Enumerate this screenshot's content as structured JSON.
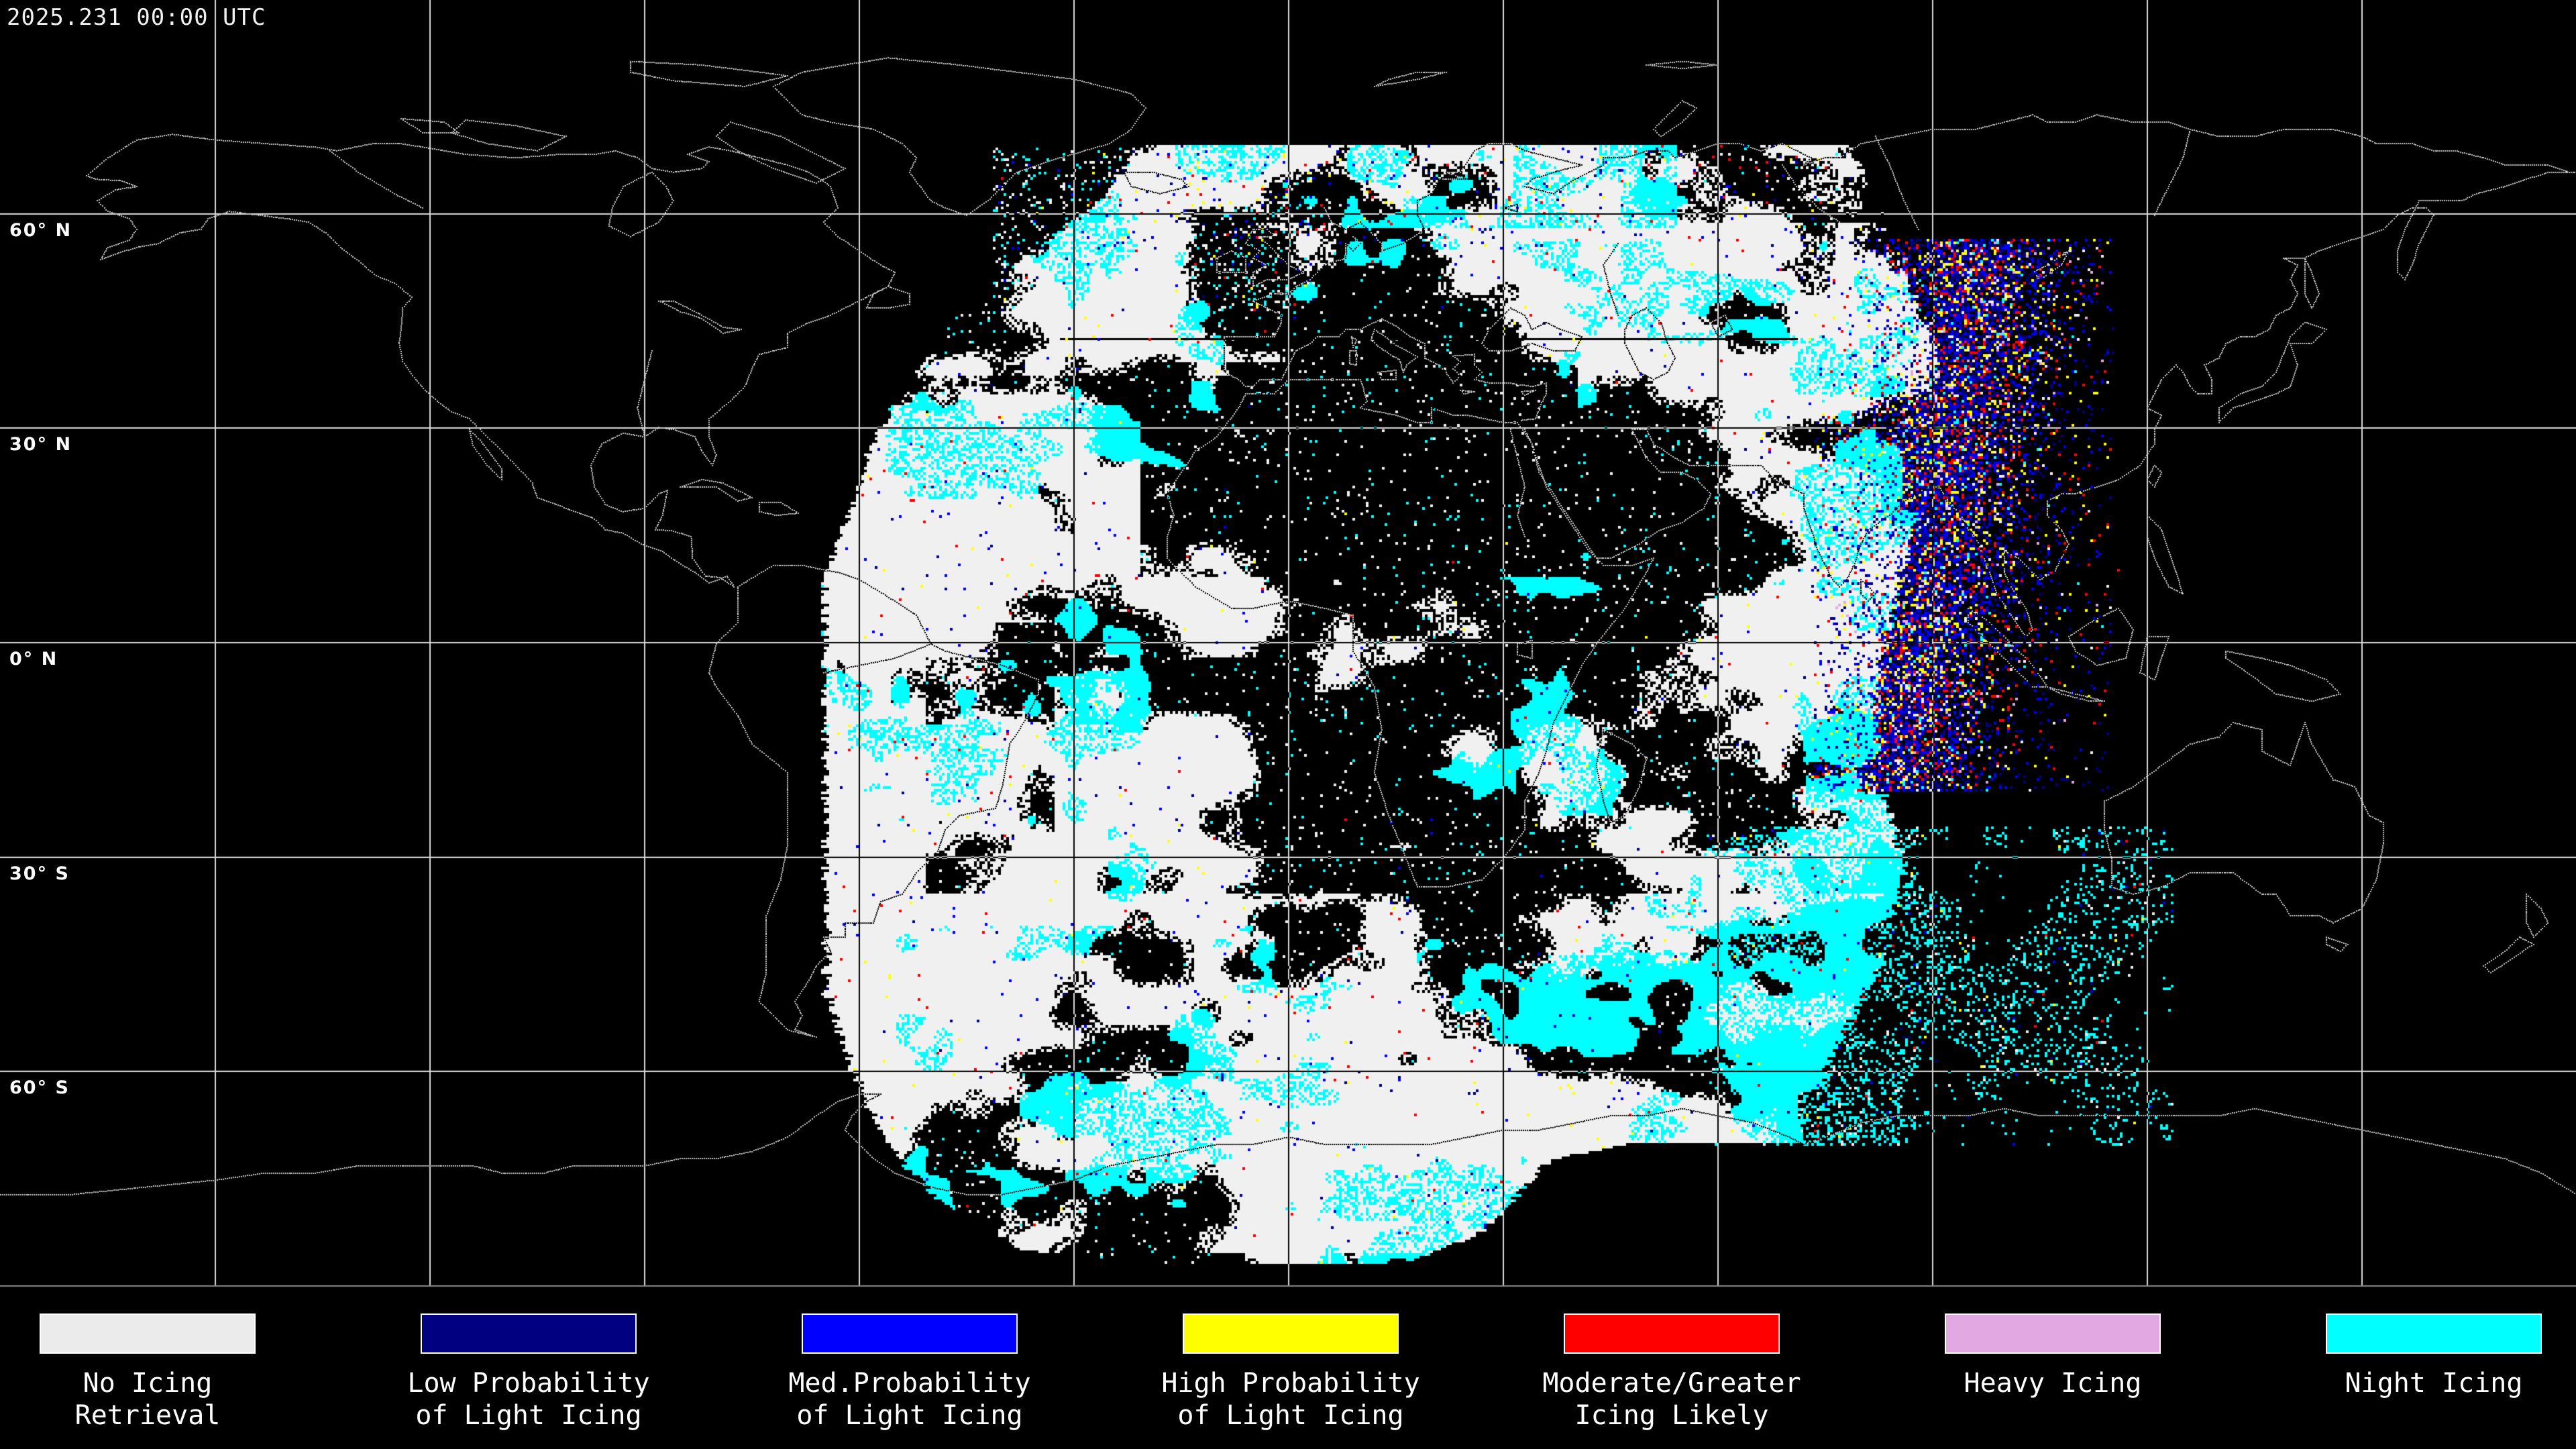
{
  "header": {
    "timestamp": "2025.231 00:00 UTC"
  },
  "map": {
    "latitude_labels": [
      {
        "text": "60° N",
        "lat": 60
      },
      {
        "text": "30° N",
        "lat": 30
      },
      {
        "text": "0° N",
        "lat": 0
      },
      {
        "text": "30° S",
        "lat": -30
      },
      {
        "text": "60° S",
        "lat": -60
      }
    ],
    "grid": {
      "lat_step_deg": 30,
      "lon_step_deg": 30
    },
    "palette": {
      "background": "#000000",
      "no_icing_retrieval": "#F0F0F0",
      "low_prob_light_icing": "#000080",
      "med_prob_light_icing": "#0000FF",
      "high_prob_light_icing": "#FFFF00",
      "moderate_greater_icing": "#FF0000",
      "heavy_icing": "#E2A8E2",
      "night_icing": "#00FFFF",
      "coastline": "#C8C8C8",
      "coastline_over_data": "#000000",
      "grid_line": "#DCDCDC",
      "grid_line_over_data": "#000000",
      "separator": "#888888"
    }
  },
  "legend": {
    "items": [
      {
        "color": "#EBEBEB",
        "label_lines": [
          "No Icing",
          "Retrieval"
        ]
      },
      {
        "color": "#000080",
        "label_lines": [
          "Low Probability",
          "of Light Icing"
        ]
      },
      {
        "color": "#0000FF",
        "label_lines": [
          "Med.Probability",
          "of Light Icing"
        ]
      },
      {
        "color": "#FFFF00",
        "label_lines": [
          "High Probability",
          "of Light Icing"
        ]
      },
      {
        "color": "#FF0000",
        "label_lines": [
          "Moderate/Greater",
          "Icing Likely"
        ]
      },
      {
        "color": "#E2A8E2",
        "label_lines": [
          "Heavy Icing"
        ]
      },
      {
        "color": "#00FFFF",
        "label_lines": [
          "Night Icing"
        ]
      }
    ]
  }
}
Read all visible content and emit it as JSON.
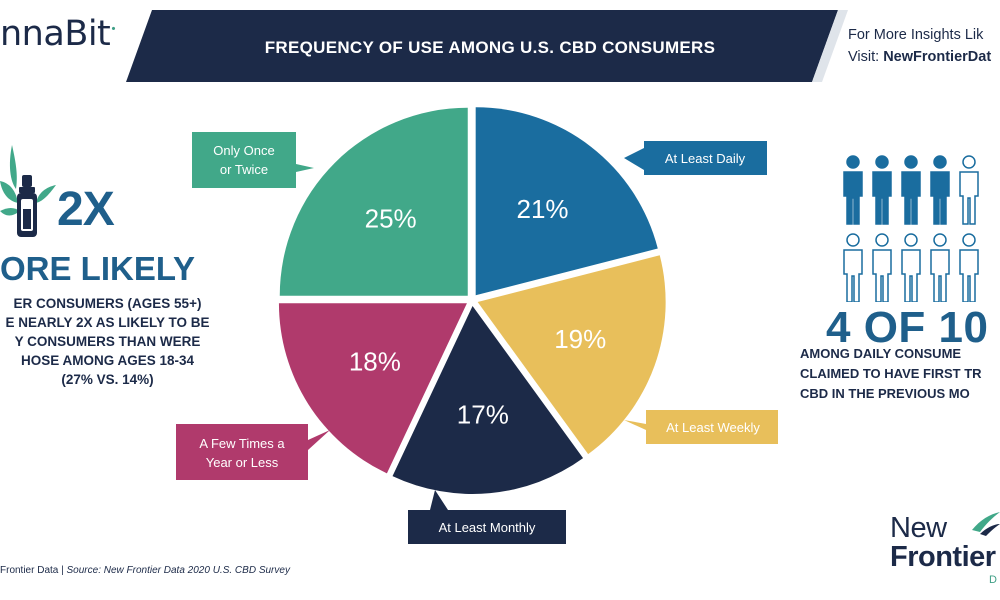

» **DESCRIPTION OF THE TASK**
Pictures are excluded; copy every other part of the records exactly.

» **PROBLEM SOLUTION**
Enumerate this screenshot's content as structured JSON.
{
  "header": {
    "timestamp": "2025.231 00:00 UTC"
  },
  "map": {
    "latitude_labels": [
      {
        "text": "60° N",
        "lat": 60
      },
      {
        "text": "30° N",
        "lat": 30
      },
      {
        "text": "0° N",
        "lat": 0
      },
      {
        "text": "30° S",
        "lat": -30
      },
      {
        "text": "60° S",
        "lat": -60
      }
    ],
    "grid": {
      "lat_step_deg": 30,
      "lon_step_deg": 30
    },
    "palette": {
      "background": "#000000",
      "no_icing_retrieval": "#F0F0F0",
      "low_prob_light_icing": "#000080",
      "med_prob_light_icing": "#0000FF",
      "high_prob_light_icing": "#FFFF00",
      "moderate_greater_icing": "#FF0000",
      "heavy_icing": "#E2A8E2",
      "night_icing": "#00FFFF",
      "coastline": "#C8C8C8",
      "coastline_over_data": "#000000",
      "grid_line": "#DCDCDC",
      "grid_line_over_data": "#000000",
      "separator": "#888888"
    }
  },
  "legend": {
    "items": [
      {
        "color": "#EBEBEB",
        "label_lines": [
          "No Icing",
          "Retrieval"
        ]
      },
      {
        "color": "#000080",
        "label_lines": [
          "Low Probability",
          "of Light Icing"
        ]
      },
      {
        "color": "#0000FF",
        "label_lines": [
          "Med.Probability",
          "of Light Icing"
        ]
      },
      {
        "color": "#FFFF00",
        "label_lines": [
          "High Probability",
          "of Light Icing"
        ]
      },
      {
        "color": "#FF0000",
        "label_lines": [
          "Moderate/Greater",
          "Icing Likely"
        ]
      },
      {
        "color": "#E2A8E2",
        "label_lines": [
          "Heavy Icing"
        ]
      },
      {
        "color": "#00FFFF",
        "label_lines": [
          "Night Icing"
        ]
      }
    ]
  }
}
Read all visible content and emit it as JSON.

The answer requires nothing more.